Task objective: How many lines in the entries below contain "extent"? Answer with the number only.

>>>

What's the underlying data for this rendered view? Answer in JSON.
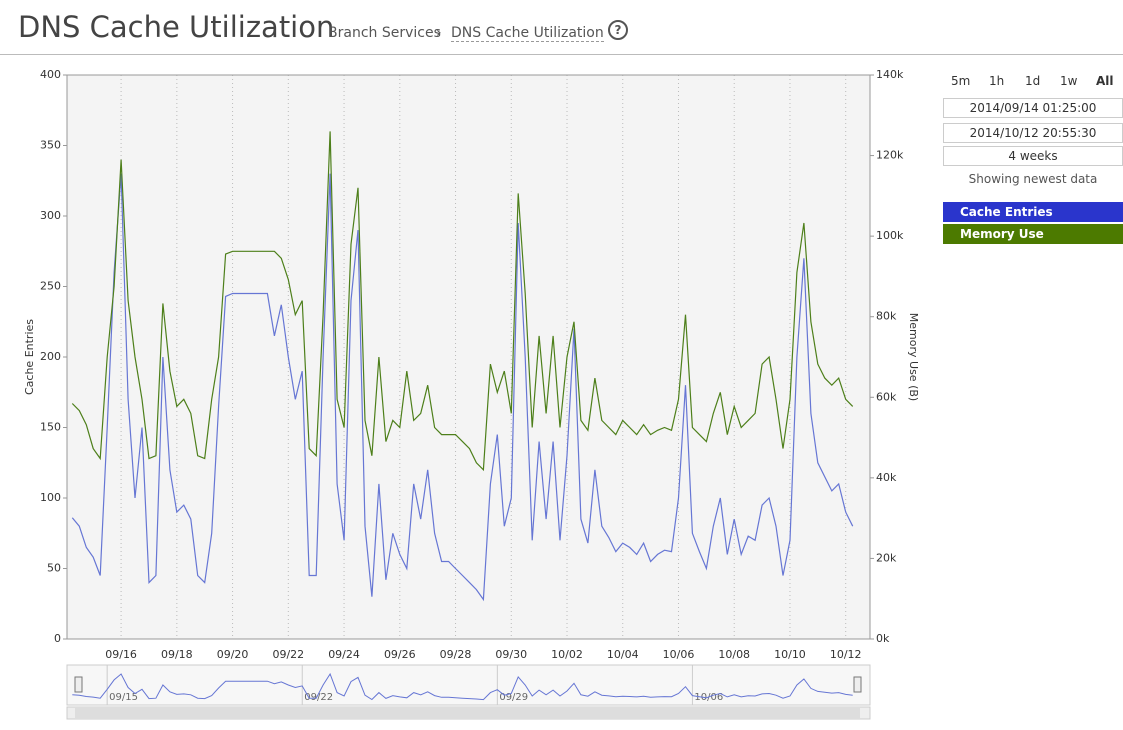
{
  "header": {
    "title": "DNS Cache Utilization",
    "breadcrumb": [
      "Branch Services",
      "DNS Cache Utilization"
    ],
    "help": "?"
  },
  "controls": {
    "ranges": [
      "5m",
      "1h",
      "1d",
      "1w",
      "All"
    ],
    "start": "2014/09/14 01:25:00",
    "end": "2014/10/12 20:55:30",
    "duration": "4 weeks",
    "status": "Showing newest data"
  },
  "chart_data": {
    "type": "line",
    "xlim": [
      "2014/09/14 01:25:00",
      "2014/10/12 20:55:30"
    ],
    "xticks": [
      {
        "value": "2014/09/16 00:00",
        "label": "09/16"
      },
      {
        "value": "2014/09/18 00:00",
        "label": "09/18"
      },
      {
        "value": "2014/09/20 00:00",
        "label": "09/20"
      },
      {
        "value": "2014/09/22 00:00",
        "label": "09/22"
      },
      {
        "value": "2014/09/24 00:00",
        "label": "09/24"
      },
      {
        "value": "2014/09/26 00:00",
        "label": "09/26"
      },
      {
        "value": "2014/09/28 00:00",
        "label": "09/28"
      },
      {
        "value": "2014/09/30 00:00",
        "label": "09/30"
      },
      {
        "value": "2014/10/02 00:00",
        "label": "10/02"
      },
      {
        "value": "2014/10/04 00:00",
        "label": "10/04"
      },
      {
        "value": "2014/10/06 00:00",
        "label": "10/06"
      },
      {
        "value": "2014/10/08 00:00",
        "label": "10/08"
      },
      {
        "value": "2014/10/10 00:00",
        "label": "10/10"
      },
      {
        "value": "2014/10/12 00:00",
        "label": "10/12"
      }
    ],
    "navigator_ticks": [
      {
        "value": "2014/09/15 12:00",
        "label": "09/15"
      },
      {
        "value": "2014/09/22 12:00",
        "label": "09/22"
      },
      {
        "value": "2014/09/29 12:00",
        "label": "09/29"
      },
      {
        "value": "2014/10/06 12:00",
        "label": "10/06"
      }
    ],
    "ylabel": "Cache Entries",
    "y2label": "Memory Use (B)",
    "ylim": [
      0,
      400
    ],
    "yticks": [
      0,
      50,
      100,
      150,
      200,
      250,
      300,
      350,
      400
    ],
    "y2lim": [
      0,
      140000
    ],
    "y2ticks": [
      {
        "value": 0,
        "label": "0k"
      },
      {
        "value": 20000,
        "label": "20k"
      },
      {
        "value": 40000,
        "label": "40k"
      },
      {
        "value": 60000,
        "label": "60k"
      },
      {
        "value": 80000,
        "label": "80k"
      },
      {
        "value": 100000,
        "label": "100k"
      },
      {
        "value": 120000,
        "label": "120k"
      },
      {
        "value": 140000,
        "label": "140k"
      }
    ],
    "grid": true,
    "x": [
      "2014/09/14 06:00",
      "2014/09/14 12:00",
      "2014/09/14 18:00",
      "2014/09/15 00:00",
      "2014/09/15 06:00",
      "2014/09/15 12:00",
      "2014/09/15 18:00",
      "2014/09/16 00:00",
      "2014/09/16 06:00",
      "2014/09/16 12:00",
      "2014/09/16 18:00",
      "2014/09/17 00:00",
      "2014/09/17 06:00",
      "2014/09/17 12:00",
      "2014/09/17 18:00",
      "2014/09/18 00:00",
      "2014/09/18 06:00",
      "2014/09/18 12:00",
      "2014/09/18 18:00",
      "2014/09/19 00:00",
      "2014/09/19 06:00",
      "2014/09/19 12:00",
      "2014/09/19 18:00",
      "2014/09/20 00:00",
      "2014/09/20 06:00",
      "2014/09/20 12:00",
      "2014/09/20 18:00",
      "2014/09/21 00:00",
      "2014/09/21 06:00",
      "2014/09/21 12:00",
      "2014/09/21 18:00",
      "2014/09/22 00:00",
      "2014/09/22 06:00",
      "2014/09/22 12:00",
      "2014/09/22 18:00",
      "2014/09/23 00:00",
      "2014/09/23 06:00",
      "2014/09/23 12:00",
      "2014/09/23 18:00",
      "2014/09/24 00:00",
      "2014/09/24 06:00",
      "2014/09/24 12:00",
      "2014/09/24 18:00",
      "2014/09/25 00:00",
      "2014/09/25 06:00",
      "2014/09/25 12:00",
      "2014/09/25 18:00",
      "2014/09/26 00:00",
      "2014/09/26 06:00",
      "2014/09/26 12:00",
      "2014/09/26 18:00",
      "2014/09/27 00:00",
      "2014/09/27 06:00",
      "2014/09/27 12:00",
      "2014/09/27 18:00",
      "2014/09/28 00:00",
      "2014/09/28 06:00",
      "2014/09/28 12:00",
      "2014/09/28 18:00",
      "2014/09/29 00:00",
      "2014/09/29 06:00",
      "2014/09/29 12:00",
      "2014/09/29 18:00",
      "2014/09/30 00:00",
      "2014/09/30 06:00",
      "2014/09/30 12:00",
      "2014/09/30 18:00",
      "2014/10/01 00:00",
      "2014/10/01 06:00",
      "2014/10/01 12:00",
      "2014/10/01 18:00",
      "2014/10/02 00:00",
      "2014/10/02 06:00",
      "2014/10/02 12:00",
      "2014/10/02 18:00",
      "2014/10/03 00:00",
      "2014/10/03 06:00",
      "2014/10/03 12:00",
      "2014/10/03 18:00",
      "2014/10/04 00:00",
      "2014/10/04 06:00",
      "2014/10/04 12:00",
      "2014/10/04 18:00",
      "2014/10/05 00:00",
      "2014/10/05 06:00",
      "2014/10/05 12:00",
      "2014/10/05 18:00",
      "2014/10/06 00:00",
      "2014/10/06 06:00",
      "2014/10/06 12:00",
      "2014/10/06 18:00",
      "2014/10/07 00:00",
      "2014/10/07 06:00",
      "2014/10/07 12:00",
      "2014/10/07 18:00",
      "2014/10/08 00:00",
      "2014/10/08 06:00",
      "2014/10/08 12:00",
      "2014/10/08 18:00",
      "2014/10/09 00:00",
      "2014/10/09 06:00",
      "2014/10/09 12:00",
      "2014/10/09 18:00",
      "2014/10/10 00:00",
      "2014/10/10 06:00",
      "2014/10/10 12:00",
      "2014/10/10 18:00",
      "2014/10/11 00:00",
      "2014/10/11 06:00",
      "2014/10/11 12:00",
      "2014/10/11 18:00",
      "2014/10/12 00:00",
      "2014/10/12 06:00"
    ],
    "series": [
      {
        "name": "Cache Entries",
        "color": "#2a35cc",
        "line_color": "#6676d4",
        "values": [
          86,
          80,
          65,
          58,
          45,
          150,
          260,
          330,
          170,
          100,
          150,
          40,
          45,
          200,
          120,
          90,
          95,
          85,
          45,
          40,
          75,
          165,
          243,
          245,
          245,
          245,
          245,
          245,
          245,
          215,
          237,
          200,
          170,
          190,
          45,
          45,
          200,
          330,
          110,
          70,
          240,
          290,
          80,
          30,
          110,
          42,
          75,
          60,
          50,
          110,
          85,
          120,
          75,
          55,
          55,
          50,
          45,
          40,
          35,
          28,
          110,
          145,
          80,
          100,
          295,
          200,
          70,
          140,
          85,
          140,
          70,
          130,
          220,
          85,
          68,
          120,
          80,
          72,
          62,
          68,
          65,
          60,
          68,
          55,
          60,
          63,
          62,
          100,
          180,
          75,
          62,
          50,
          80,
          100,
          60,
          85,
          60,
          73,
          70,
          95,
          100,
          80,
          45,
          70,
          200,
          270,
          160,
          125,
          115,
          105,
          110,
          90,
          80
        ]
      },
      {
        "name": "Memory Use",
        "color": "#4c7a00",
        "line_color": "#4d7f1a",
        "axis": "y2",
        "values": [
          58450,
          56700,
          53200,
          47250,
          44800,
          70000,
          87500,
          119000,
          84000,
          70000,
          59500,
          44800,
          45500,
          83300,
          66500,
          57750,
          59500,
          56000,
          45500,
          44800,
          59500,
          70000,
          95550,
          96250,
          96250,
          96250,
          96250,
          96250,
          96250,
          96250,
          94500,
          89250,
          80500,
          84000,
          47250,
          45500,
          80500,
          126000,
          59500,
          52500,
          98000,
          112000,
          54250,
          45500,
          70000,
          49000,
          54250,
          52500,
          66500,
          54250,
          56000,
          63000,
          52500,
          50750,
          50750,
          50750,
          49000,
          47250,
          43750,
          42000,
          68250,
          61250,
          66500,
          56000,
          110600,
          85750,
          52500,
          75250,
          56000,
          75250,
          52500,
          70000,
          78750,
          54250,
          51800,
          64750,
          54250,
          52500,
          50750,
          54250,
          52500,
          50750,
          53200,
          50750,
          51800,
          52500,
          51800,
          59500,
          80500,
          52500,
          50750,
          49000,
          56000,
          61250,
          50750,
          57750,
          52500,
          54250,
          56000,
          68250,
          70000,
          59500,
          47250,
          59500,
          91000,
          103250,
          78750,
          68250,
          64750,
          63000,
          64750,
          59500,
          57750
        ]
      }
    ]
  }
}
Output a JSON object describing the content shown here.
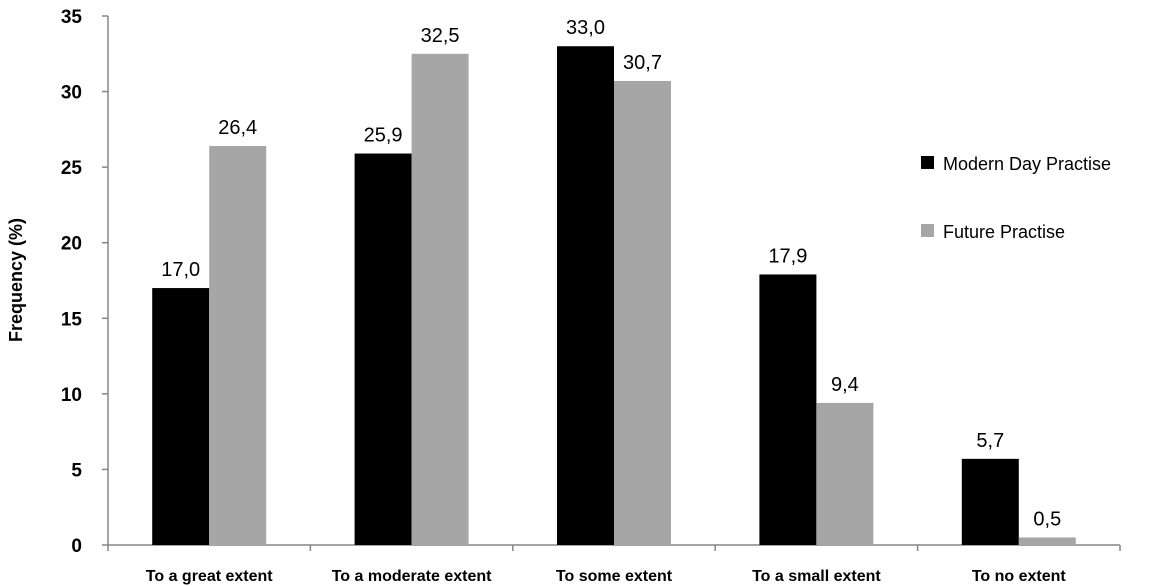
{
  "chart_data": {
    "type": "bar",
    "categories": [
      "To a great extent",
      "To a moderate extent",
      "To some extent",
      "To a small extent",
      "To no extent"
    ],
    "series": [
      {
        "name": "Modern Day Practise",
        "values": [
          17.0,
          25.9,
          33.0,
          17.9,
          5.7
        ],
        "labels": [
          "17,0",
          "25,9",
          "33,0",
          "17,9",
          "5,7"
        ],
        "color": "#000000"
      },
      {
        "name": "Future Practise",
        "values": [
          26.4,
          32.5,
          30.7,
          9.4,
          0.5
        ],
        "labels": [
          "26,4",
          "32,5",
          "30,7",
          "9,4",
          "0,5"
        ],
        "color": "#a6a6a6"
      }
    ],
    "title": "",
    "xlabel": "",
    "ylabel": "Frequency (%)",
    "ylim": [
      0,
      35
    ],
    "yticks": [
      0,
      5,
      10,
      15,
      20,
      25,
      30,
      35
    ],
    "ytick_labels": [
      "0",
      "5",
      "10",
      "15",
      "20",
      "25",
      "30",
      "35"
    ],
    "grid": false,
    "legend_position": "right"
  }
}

<<<

Solution to this exercise: 5